* [Task prompt]: Quote all lines below exactly. Images stay out.

Begin

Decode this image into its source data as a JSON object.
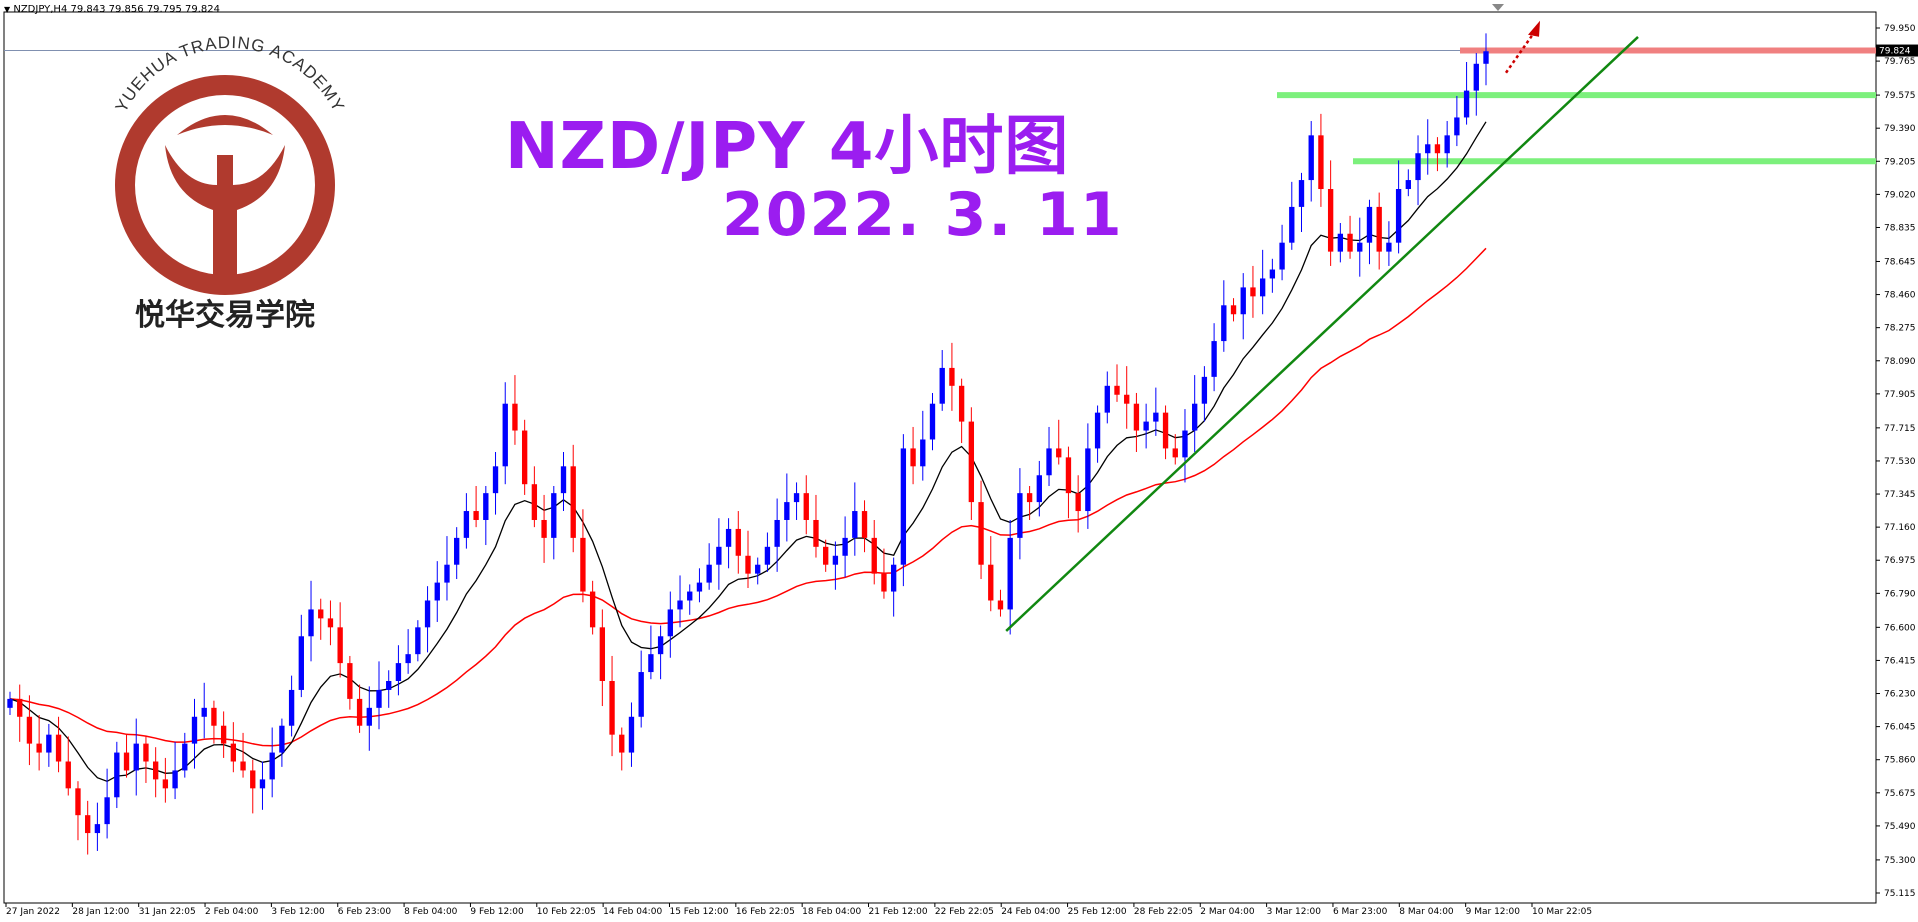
{
  "symbol_bar": {
    "dropdown_icon": "chevron-down-icon",
    "text": "NZDJPY,H4  79.843 79.856 79.795 79.824"
  },
  "logo": {
    "arc_text": "YUEHUA TRADING ACADEMY",
    "cn_text": "悦华交易学院",
    "color": "#b03a2e"
  },
  "titles": {
    "line1": "NZD/JPY 4小时图",
    "line2": "2022. 3. 11",
    "color": "#9b1df0"
  },
  "chart_data": {
    "type": "candlestick",
    "symbol": "NZDJPY",
    "timeframe": "H4",
    "ohlc_header": {
      "open": 79.843,
      "high": 79.856,
      "low": 79.795,
      "close": 79.824
    },
    "current_price": 79.824,
    "ylim": [
      75.115,
      79.95
    ],
    "y_ticks": [
      "79.950",
      "79.765",
      "79.575",
      "79.390",
      "79.205",
      "79.020",
      "78.835",
      "78.645",
      "78.460",
      "78.275",
      "78.090",
      "77.905",
      "77.715",
      "77.530",
      "77.345",
      "77.160",
      "76.975",
      "76.790",
      "76.600",
      "76.415",
      "76.230",
      "76.045",
      "75.860",
      "75.675",
      "75.490",
      "75.300",
      "75.115"
    ],
    "x_ticks": [
      "27 Jan 2022",
      "28 Jan 12:00",
      "31 Jan 22:05",
      "2 Feb 04:00",
      "3 Feb 12:00",
      "6 Feb 23:00",
      "8 Feb 04:00",
      "9 Feb 12:00",
      "10 Feb 22:05",
      "14 Feb 04:00",
      "15 Feb 12:00",
      "16 Feb 22:05",
      "18 Feb 04:00",
      "21 Feb 12:00",
      "22 Feb 22:05",
      "24 Feb 04:00",
      "25 Feb 12:00",
      "28 Feb 22:05",
      "2 Mar 04:00",
      "3 Mar 12:00",
      "6 Mar 23:00",
      "8 Mar 04:00",
      "9 Mar 12:00",
      "10 Mar 22:05"
    ],
    "closes": [
      76.2,
      76.1,
      75.95,
      75.9,
      76.0,
      75.85,
      75.7,
      75.55,
      75.45,
      75.5,
      75.65,
      75.9,
      75.8,
      75.95,
      75.85,
      75.75,
      75.7,
      75.8,
      75.95,
      76.1,
      76.15,
      76.05,
      75.95,
      75.85,
      75.8,
      75.7,
      75.75,
      75.9,
      76.05,
      76.25,
      76.55,
      76.7,
      76.65,
      76.6,
      76.4,
      76.2,
      76.05,
      76.15,
      76.25,
      76.3,
      76.4,
      76.45,
      76.6,
      76.75,
      76.85,
      76.95,
      77.1,
      77.25,
      77.2,
      77.35,
      77.5,
      77.85,
      77.7,
      77.4,
      77.2,
      77.1,
      77.35,
      77.5,
      77.1,
      76.8,
      76.6,
      76.3,
      76.0,
      75.9,
      76.1,
      76.35,
      76.45,
      76.55,
      76.7,
      76.75,
      76.8,
      76.85,
      76.95,
      77.05,
      77.15,
      77.0,
      76.9,
      76.95,
      77.05,
      77.2,
      77.3,
      77.35,
      77.2,
      77.05,
      76.95,
      77.0,
      77.1,
      77.25,
      77.1,
      76.9,
      76.8,
      76.95,
      77.6,
      77.5,
      77.65,
      77.85,
      78.05,
      77.95,
      77.75,
      77.3,
      76.95,
      76.75,
      76.7,
      77.1,
      77.35,
      77.3,
      77.45,
      77.6,
      77.55,
      77.35,
      77.25,
      77.6,
      77.8,
      77.95,
      77.9,
      77.85,
      77.7,
      77.75,
      77.8,
      77.6,
      77.55,
      77.7,
      77.85,
      78.0,
      78.2,
      78.4,
      78.35,
      78.5,
      78.45,
      78.55,
      78.6,
      78.75,
      78.95,
      79.1,
      79.35,
      79.05,
      78.7,
      78.8,
      78.7,
      78.75,
      78.95,
      78.7,
      78.75,
      79.05,
      79.1,
      79.25,
      79.3,
      79.25,
      79.35,
      79.45,
      79.6,
      79.75,
      79.82
    ],
    "series": [
      {
        "name": "",
        "type": "line",
        "color": "#000000"
      },
      {
        "name": "",
        "type": "line",
        "color": "#ff0000"
      }
    ],
    "horizontal_levels": [
      {
        "price": 79.824,
        "color": "#f08080"
      },
      {
        "price": 79.575,
        "color": "#7cf07c"
      },
      {
        "price": 79.205,
        "color": "#7cf07c"
      }
    ],
    "colors": {
      "bull": "#0000ff",
      "bear": "#ff0000",
      "trendline": "#118811",
      "arrow": "#cc0000"
    },
    "grid": false
  }
}
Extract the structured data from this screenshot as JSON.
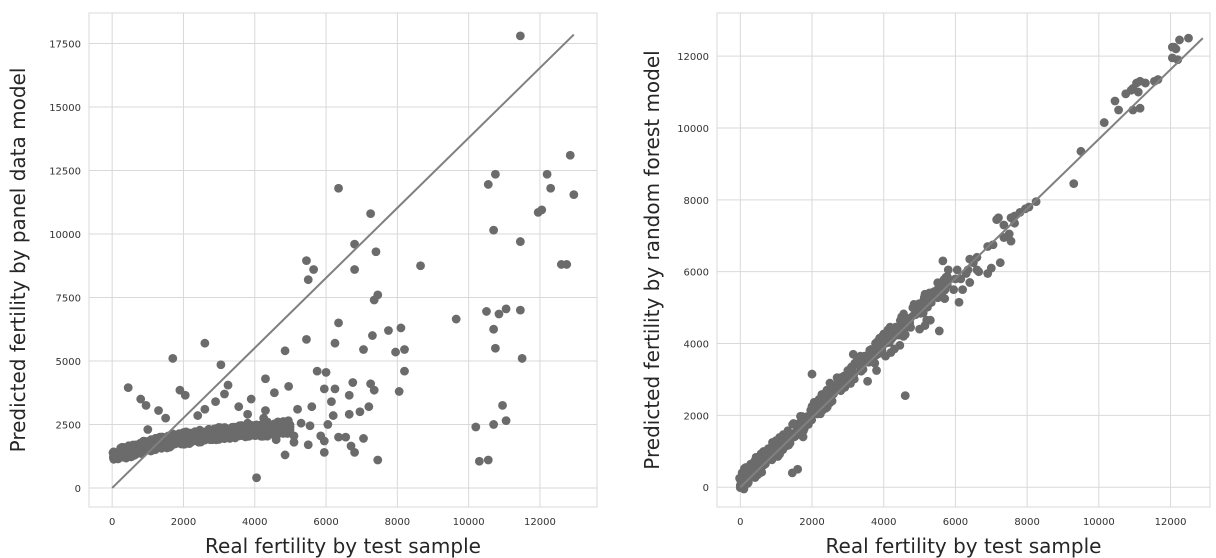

End

* [Solution for this problem]:
Decode this image into its source data as a JSON object.
{
  "symbol_bar": {
    "dropdown_icon": "chevron-down-icon",
    "text": "NZDJPY,H4  79.843 79.856 79.795 79.824"
  },
  "logo": {
    "arc_text": "YUEHUA TRADING ACADEMY",
    "cn_text": "悦华交易学院",
    "color": "#b03a2e"
  },
  "titles": {
    "line1": "NZD/JPY 4小时图",
    "line2": "2022. 3. 11",
    "color": "#9b1df0"
  },
  "chart_data": {
    "type": "candlestick",
    "symbol": "NZDJPY",
    "timeframe": "H4",
    "ohlc_header": {
      "open": 79.843,
      "high": 79.856,
      "low": 79.795,
      "close": 79.824
    },
    "current_price": 79.824,
    "ylim": [
      75.115,
      79.95
    ],
    "y_ticks": [
      "79.950",
      "79.765",
      "79.575",
      "79.390",
      "79.205",
      "79.020",
      "78.835",
      "78.645",
      "78.460",
      "78.275",
      "78.090",
      "77.905",
      "77.715",
      "77.530",
      "77.345",
      "77.160",
      "76.975",
      "76.790",
      "76.600",
      "76.415",
      "76.230",
      "76.045",
      "75.860",
      "75.675",
      "75.490",
      "75.300",
      "75.115"
    ],
    "x_ticks": [
      "27 Jan 2022",
      "28 Jan 12:00",
      "31 Jan 22:05",
      "2 Feb 04:00",
      "3 Feb 12:00",
      "6 Feb 23:00",
      "8 Feb 04:00",
      "9 Feb 12:00",
      "10 Feb 22:05",
      "14 Feb 04:00",
      "15 Feb 12:00",
      "16 Feb 22:05",
      "18 Feb 04:00",
      "21 Feb 12:00",
      "22 Feb 22:05",
      "24 Feb 04:00",
      "25 Feb 12:00",
      "28 Feb 22:05",
      "2 Mar 04:00",
      "3 Mar 12:00",
      "6 Mar 23:00",
      "8 Mar 04:00",
      "9 Mar 12:00",
      "10 Mar 22:05"
    ],
    "closes": [
      76.2,
      76.1,
      75.95,
      75.9,
      76.0,
      75.85,
      75.7,
      75.55,
      75.45,
      75.5,
      75.65,
      75.9,
      75.8,
      75.95,
      75.85,
      75.75,
      75.7,
      75.8,
      75.95,
      76.1,
      76.15,
      76.05,
      75.95,
      75.85,
      75.8,
      75.7,
      75.75,
      75.9,
      76.05,
      76.25,
      76.55,
      76.7,
      76.65,
      76.6,
      76.4,
      76.2,
      76.05,
      76.15,
      76.25,
      76.3,
      76.4,
      76.45,
      76.6,
      76.75,
      76.85,
      76.95,
      77.1,
      77.25,
      77.2,
      77.35,
      77.5,
      77.85,
      77.7,
      77.4,
      77.2,
      77.1,
      77.35,
      77.5,
      77.1,
      76.8,
      76.6,
      76.3,
      76.0,
      75.9,
      76.1,
      76.35,
      76.45,
      76.55,
      76.7,
      76.75,
      76.8,
      76.85,
      76.95,
      77.05,
      77.15,
      77.0,
      76.9,
      76.95,
      77.05,
      77.2,
      77.3,
      77.35,
      77.2,
      77.05,
      76.95,
      77.0,
      77.1,
      77.25,
      77.1,
      76.9,
      76.8,
      76.95,
      77.6,
      77.5,
      77.65,
      77.85,
      78.05,
      77.95,
      77.75,
      77.3,
      76.95,
      76.75,
      76.7,
      77.1,
      77.35,
      77.3,
      77.45,
      77.6,
      77.55,
      77.35,
      77.25,
      77.6,
      77.8,
      77.95,
      77.9,
      77.85,
      77.7,
      77.75,
      77.8,
      77.6,
      77.55,
      77.7,
      77.85,
      78.0,
      78.2,
      78.4,
      78.35,
      78.5,
      78.45,
      78.55,
      78.6,
      78.75,
      78.95,
      79.1,
      79.35,
      79.05,
      78.7,
      78.8,
      78.7,
      78.75,
      78.95,
      78.7,
      78.75,
      79.05,
      79.1,
      79.25,
      79.3,
      79.25,
      79.35,
      79.45,
      79.6,
      79.75,
      79.82
    ],
    "series": [
      {
        "name": "",
        "type": "line",
        "color": "#000000"
      },
      {
        "name": "",
        "type": "line",
        "color": "#ff0000"
      }
    ],
    "horizontal_levels": [
      {
        "price": 79.824,
        "color": "#f08080"
      },
      {
        "price": 79.575,
        "color": "#7cf07c"
      },
      {
        "price": 79.205,
        "color": "#7cf07c"
      }
    ],
    "colors": {
      "bull": "#0000ff",
      "bear": "#ff0000",
      "trendline": "#118811",
      "arrow": "#cc0000"
    },
    "grid": false
  }
}
Extract the structured data from this screenshot as JSON.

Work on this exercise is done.